Requirements: The records that follow are to be repeated exactly, with the pictures removed.

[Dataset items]
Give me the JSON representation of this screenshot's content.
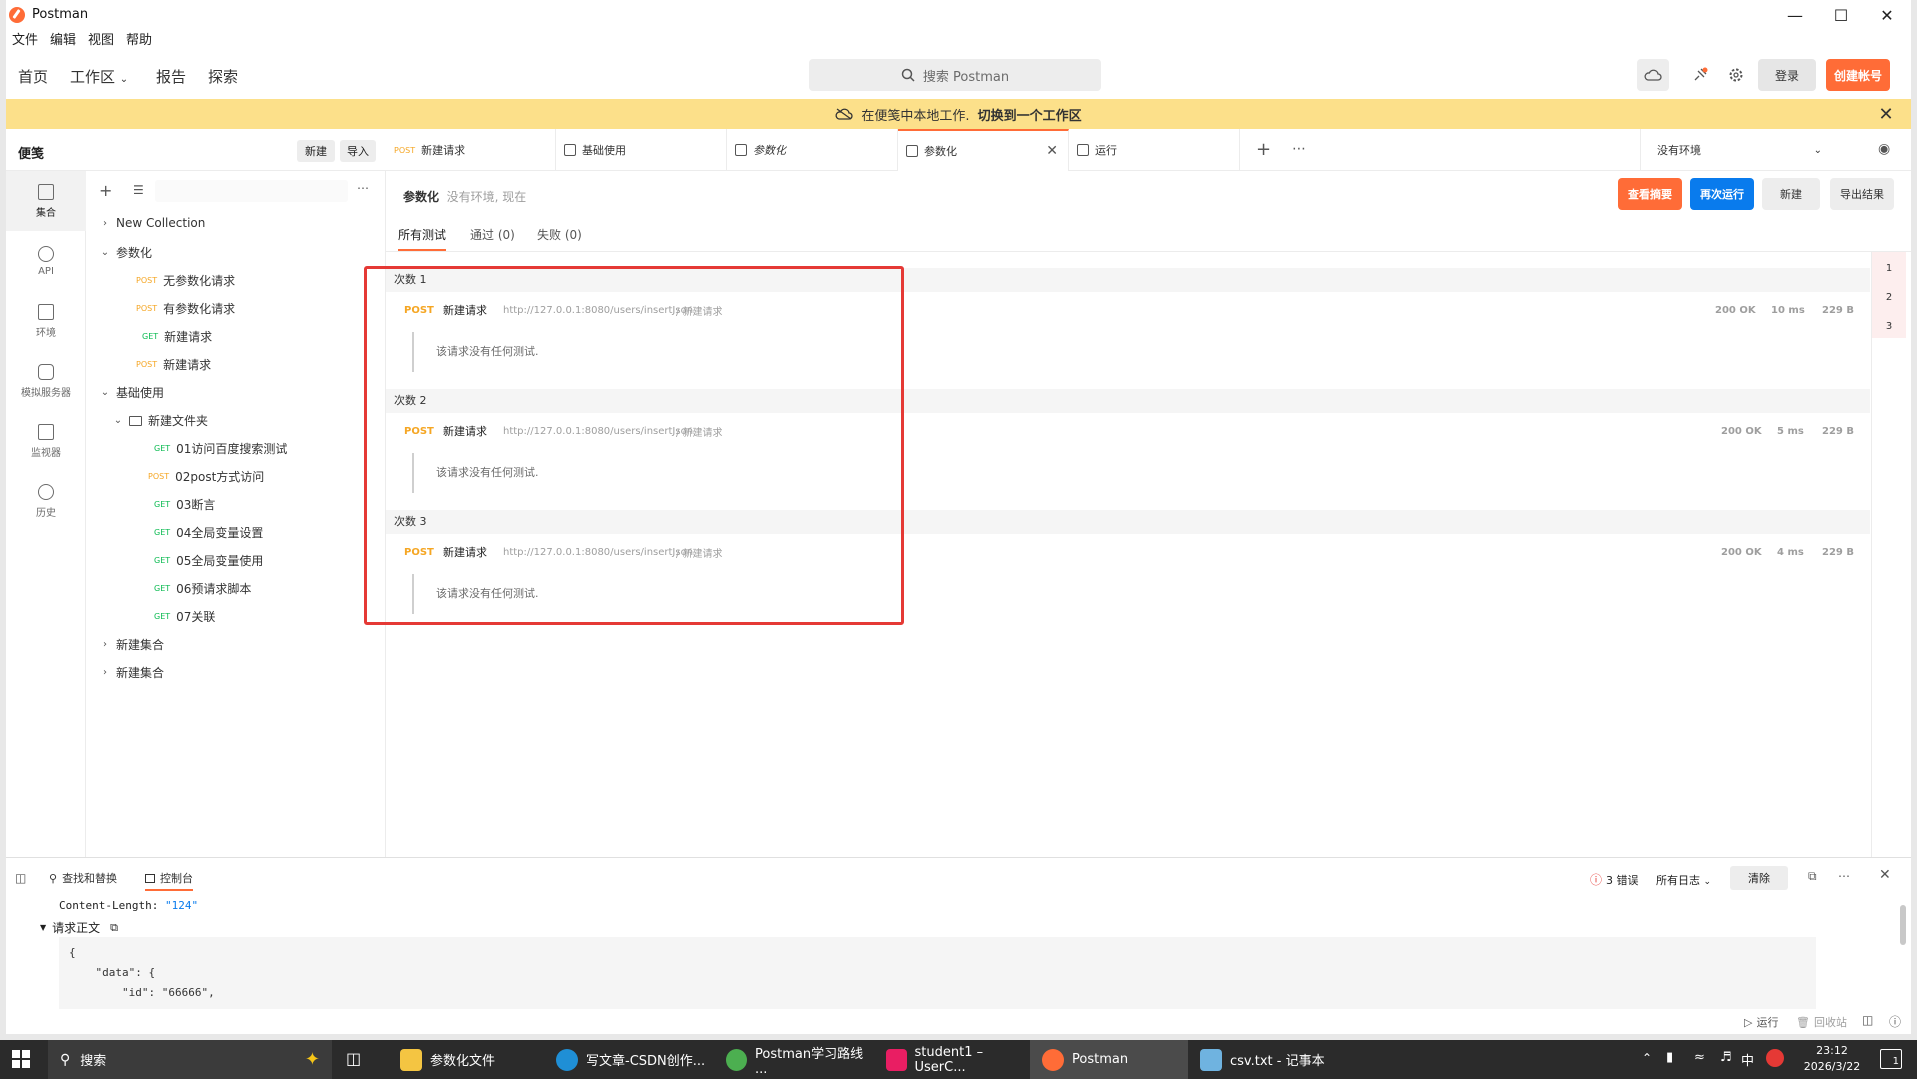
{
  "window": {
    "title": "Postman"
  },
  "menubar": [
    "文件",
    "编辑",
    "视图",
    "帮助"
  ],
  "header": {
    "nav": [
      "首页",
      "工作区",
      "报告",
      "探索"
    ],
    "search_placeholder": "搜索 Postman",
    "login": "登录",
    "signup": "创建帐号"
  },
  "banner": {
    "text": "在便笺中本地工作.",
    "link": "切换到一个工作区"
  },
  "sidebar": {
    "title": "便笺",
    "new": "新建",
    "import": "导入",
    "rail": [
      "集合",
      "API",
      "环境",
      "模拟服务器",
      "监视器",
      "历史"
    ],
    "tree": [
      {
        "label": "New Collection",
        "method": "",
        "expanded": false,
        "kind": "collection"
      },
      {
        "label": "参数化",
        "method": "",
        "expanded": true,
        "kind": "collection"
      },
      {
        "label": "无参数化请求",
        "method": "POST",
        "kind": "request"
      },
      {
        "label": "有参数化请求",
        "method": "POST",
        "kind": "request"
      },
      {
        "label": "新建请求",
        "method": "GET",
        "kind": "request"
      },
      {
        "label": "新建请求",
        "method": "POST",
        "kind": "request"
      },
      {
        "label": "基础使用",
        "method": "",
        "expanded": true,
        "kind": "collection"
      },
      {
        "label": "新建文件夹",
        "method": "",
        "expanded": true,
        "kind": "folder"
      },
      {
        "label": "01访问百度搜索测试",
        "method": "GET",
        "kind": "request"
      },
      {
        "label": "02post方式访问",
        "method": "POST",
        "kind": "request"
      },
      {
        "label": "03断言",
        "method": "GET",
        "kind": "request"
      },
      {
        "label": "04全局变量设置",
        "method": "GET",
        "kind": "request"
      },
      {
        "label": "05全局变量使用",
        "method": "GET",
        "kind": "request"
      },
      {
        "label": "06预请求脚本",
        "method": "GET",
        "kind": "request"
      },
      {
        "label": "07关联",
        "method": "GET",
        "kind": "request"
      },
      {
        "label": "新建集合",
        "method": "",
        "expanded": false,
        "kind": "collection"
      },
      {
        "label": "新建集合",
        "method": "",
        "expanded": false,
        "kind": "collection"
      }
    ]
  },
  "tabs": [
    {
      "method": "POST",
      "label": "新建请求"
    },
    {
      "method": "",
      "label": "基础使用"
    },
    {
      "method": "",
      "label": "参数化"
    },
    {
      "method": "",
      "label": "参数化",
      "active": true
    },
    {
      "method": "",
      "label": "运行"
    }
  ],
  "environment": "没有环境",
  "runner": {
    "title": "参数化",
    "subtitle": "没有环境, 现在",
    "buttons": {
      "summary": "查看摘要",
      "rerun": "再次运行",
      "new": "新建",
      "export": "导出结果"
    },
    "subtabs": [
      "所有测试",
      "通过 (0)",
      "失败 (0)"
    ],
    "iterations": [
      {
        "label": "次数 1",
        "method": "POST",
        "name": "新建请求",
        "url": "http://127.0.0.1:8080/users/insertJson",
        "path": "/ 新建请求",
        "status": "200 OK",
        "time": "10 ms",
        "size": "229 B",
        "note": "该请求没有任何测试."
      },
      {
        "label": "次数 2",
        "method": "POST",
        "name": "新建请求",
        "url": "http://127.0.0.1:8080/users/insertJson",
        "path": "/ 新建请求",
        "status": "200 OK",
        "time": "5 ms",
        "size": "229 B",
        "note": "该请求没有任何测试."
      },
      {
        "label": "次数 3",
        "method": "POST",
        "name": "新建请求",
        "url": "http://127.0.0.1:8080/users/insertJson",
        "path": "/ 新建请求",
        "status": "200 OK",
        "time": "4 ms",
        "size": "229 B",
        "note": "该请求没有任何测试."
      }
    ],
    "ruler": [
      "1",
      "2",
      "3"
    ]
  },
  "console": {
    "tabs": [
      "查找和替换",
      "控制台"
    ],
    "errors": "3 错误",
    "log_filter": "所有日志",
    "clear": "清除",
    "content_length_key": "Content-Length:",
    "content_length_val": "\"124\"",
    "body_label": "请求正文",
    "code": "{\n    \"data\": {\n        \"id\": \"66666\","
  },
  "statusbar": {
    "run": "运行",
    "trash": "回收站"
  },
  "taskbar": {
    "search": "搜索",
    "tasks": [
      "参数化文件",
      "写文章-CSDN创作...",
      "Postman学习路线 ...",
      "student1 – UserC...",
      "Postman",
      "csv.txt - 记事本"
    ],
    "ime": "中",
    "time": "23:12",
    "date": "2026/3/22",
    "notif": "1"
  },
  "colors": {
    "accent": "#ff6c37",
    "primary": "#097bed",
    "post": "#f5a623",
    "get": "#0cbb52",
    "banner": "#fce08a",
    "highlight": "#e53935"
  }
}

Result:
Give me the JSON representation of this screenshot's content.
{
  "window": {
    "title": "Postman"
  },
  "menubar": [
    "文件",
    "编辑",
    "视图",
    "帮助"
  ],
  "header": {
    "nav": [
      "首页",
      "工作区",
      "报告",
      "探索"
    ],
    "search_placeholder": "搜索 Postman",
    "login": "登录",
    "signup": "创建帐号"
  },
  "banner": {
    "text": "在便笺中本地工作.",
    "link": "切换到一个工作区"
  },
  "sidebar": {
    "title": "便笺",
    "new": "新建",
    "import": "导入",
    "rail": [
      "集合",
      "API",
      "环境",
      "模拟服务器",
      "监视器",
      "历史"
    ],
    "tree": [
      {
        "label": "New Collection",
        "method": "",
        "expanded": false,
        "kind": "collection"
      },
      {
        "label": "参数化",
        "method": "",
        "expanded": true,
        "kind": "collection"
      },
      {
        "label": "无参数化请求",
        "method": "POST",
        "kind": "request"
      },
      {
        "label": "有参数化请求",
        "method": "POST",
        "kind": "request"
      },
      {
        "label": "新建请求",
        "method": "GET",
        "kind": "request"
      },
      {
        "label": "新建请求",
        "method": "POST",
        "kind": "request"
      },
      {
        "label": "基础使用",
        "method": "",
        "expanded": true,
        "kind": "collection"
      },
      {
        "label": "新建文件夹",
        "method": "",
        "expanded": true,
        "kind": "folder"
      },
      {
        "label": "01访问百度搜索测试",
        "method": "GET",
        "kind": "request"
      },
      {
        "label": "02post方式访问",
        "method": "POST",
        "kind": "request"
      },
      {
        "label": "03断言",
        "method": "GET",
        "kind": "request"
      },
      {
        "label": "04全局变量设置",
        "method": "GET",
        "kind": "request"
      },
      {
        "label": "05全局变量使用",
        "method": "GET",
        "kind": "request"
      },
      {
        "label": "06预请求脚本",
        "method": "GET",
        "kind": "request"
      },
      {
        "label": "07关联",
        "method": "GET",
        "kind": "request"
      },
      {
        "label": "新建集合",
        "method": "",
        "expanded": false,
        "kind": "collection"
      },
      {
        "label": "新建集合",
        "method": "",
        "expanded": false,
        "kind": "collection"
      }
    ]
  },
  "tabs": [
    {
      "method": "POST",
      "label": "新建请求"
    },
    {
      "method": "",
      "label": "基础使用"
    },
    {
      "method": "",
      "label": "参数化"
    },
    {
      "method": "",
      "label": "参数化",
      "active": true
    },
    {
      "method": "",
      "label": "运行"
    }
  ],
  "environment": "没有环境",
  "runner": {
    "title": "参数化",
    "subtitle": "没有环境, 现在",
    "buttons": {
      "summary": "查看摘要",
      "rerun": "再次运行",
      "new": "新建",
      "export": "导出结果"
    },
    "subtabs": [
      "所有测试",
      "通过 (0)",
      "失败 (0)"
    ],
    "iterations": [
      {
        "label": "次数 1",
        "method": "POST",
        "name": "新建请求",
        "url": "http://127.0.0.1:8080/users/insertJson",
        "path": "/ 新建请求",
        "status": "200 OK",
        "time": "10 ms",
        "size": "229 B",
        "note": "该请求没有任何测试."
      },
      {
        "label": "次数 2",
        "method": "POST",
        "name": "新建请求",
        "url": "http://127.0.0.1:8080/users/insertJson",
        "path": "/ 新建请求",
        "status": "200 OK",
        "time": "5 ms",
        "size": "229 B",
        "note": "该请求没有任何测试."
      },
      {
        "label": "次数 3",
        "method": "POST",
        "name": "新建请求",
        "url": "http://127.0.0.1:8080/users/insertJson",
        "path": "/ 新建请求",
        "status": "200 OK",
        "time": "4 ms",
        "size": "229 B",
        "note": "该请求没有任何测试."
      }
    ],
    "ruler": [
      "1",
      "2",
      "3"
    ]
  },
  "console": {
    "tabs": [
      "查找和替换",
      "控制台"
    ],
    "errors": "3 错误",
    "log_filter": "所有日志",
    "clear": "清除",
    "content_length_key": "Content-Length:",
    "content_length_val": "\"124\"",
    "body_label": "请求正文",
    "code": "{\n    \"data\": {\n        \"id\": \"66666\","
  },
  "statusbar": {
    "run": "运行",
    "trash": "回收站"
  },
  "taskbar": {
    "search": "搜索",
    "tasks": [
      "参数化文件",
      "写文章-CSDN创作...",
      "Postman学习路线 ...",
      "student1 – UserC...",
      "Postman",
      "csv.txt - 记事本"
    ],
    "ime": "中",
    "time": "23:12",
    "date": "2026/3/22",
    "notif": "1"
  },
  "colors": {
    "accent": "#ff6c37",
    "primary": "#097bed",
    "post": "#f5a623",
    "get": "#0cbb52",
    "banner": "#fce08a",
    "highlight": "#e53935"
  }
}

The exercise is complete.